-- PROVIDED DATA --
★ ★ ★ ★
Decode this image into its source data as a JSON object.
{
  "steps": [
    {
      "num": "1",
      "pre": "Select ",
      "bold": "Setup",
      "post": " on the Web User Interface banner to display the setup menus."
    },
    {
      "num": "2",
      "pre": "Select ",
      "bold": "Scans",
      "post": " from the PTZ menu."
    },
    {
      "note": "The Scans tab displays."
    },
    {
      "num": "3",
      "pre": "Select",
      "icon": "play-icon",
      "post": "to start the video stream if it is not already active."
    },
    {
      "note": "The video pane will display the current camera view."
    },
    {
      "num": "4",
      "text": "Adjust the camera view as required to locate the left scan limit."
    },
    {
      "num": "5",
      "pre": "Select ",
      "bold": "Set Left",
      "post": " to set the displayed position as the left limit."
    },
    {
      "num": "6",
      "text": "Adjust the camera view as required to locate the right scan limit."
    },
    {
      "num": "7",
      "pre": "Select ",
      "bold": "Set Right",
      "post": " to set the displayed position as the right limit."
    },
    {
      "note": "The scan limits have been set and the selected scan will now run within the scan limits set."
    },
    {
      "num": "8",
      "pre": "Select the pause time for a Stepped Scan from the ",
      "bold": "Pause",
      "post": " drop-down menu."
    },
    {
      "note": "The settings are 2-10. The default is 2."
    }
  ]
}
★ ★ ★ ★
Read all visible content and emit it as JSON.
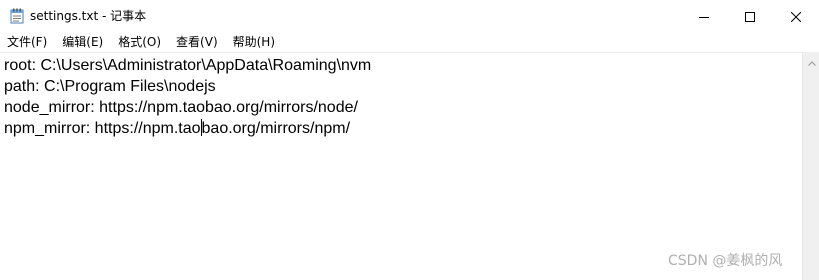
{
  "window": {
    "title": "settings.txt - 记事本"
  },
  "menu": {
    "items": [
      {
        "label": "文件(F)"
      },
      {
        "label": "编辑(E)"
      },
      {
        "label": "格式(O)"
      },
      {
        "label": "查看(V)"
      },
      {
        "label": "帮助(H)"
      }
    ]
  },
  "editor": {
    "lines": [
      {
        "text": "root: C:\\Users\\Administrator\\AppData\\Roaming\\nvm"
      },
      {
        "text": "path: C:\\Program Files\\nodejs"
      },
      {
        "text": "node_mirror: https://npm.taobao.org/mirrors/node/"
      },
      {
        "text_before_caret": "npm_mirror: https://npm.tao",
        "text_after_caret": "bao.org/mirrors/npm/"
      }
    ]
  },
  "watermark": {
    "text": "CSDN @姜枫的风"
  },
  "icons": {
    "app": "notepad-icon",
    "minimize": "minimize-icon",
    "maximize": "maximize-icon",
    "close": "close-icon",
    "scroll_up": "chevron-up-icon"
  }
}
★ ★ ★ ★
-- GIVEN PROBLEM --
All lines holding the word "settings" should be picked out and copied.

-- ANSWER TO THIS EXERCISE --
      "note": "The settings are 2-10. The default is 2."
    "title": "settings.txt - 记事本"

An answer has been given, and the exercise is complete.